● **Exercise goal**
Write out the listing below again, precisely as it is given.

------------------------------------------------------------------------

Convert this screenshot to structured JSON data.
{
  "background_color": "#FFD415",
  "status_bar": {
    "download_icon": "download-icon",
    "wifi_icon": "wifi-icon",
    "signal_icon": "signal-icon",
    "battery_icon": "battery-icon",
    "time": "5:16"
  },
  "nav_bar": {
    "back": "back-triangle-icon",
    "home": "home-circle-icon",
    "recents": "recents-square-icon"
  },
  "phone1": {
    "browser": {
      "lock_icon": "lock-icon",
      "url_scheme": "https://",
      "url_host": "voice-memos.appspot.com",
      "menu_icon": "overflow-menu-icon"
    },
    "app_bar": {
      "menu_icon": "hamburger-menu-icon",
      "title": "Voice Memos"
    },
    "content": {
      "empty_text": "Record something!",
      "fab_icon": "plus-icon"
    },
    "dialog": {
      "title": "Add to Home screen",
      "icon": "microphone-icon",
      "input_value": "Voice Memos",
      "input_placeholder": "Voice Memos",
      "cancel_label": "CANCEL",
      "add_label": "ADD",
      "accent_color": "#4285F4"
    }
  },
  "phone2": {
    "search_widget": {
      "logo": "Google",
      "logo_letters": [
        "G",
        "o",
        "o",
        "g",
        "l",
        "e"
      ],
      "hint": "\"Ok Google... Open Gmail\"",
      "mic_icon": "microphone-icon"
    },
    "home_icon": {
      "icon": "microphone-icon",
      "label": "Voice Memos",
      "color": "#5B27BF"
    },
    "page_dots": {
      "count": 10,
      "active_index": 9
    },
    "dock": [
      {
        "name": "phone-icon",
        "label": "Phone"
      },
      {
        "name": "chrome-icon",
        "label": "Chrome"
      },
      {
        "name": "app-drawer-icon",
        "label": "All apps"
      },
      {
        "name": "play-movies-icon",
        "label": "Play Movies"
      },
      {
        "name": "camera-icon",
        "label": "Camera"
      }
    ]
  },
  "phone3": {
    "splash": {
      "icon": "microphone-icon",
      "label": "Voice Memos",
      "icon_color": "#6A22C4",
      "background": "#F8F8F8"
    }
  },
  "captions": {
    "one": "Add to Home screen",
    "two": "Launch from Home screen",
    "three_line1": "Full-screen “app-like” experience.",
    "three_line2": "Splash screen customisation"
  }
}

------------------------------------------------------------------------

● **Exercise response**
Convert this screenshot to structured JSON data.
{
  "background_color": "#FFD415",
  "status_bar": {
    "download_icon": "download-icon",
    "wifi_icon": "wifi-icon",
    "signal_icon": "signal-icon",
    "battery_icon": "battery-icon",
    "time": "5:16"
  },
  "nav_bar": {
    "back": "back-triangle-icon",
    "home": "home-circle-icon",
    "recents": "recents-square-icon"
  },
  "phone1": {
    "browser": {
      "lock_icon": "lock-icon",
      "url_scheme": "https://",
      "url_host": "voice-memos.appspot.com",
      "menu_icon": "overflow-menu-icon"
    },
    "app_bar": {
      "menu_icon": "hamburger-menu-icon",
      "title": "Voice Memos"
    },
    "content": {
      "empty_text": "Record something!",
      "fab_icon": "plus-icon"
    },
    "dialog": {
      "title": "Add to Home screen",
      "icon": "microphone-icon",
      "input_value": "Voice Memos",
      "input_placeholder": "Voice Memos",
      "cancel_label": "CANCEL",
      "add_label": "ADD",
      "accent_color": "#4285F4"
    }
  },
  "phone2": {
    "search_widget": {
      "logo": "Google",
      "logo_letters": [
        "G",
        "o",
        "o",
        "g",
        "l",
        "e"
      ],
      "hint": "\"Ok Google... Open Gmail\"",
      "mic_icon": "microphone-icon"
    },
    "home_icon": {
      "icon": "microphone-icon",
      "label": "Voice Memos",
      "color": "#5B27BF"
    },
    "page_dots": {
      "count": 10,
      "active_index": 9
    },
    "dock": [
      {
        "name": "phone-icon",
        "label": "Phone"
      },
      {
        "name": "chrome-icon",
        "label": "Chrome"
      },
      {
        "name": "app-drawer-icon",
        "label": "All apps"
      },
      {
        "name": "play-movies-icon",
        "label": "Play Movies"
      },
      {
        "name": "camera-icon",
        "label": "Camera"
      }
    ]
  },
  "phone3": {
    "splash": {
      "icon": "microphone-icon",
      "label": "Voice Memos",
      "icon_color": "#6A22C4",
      "background": "#F8F8F8"
    }
  },
  "captions": {
    "one": "Add to Home screen",
    "two": "Launch from Home screen",
    "three_line1": "Full-screen “app-like” experience.",
    "three_line2": "Splash screen customisation"
  }
}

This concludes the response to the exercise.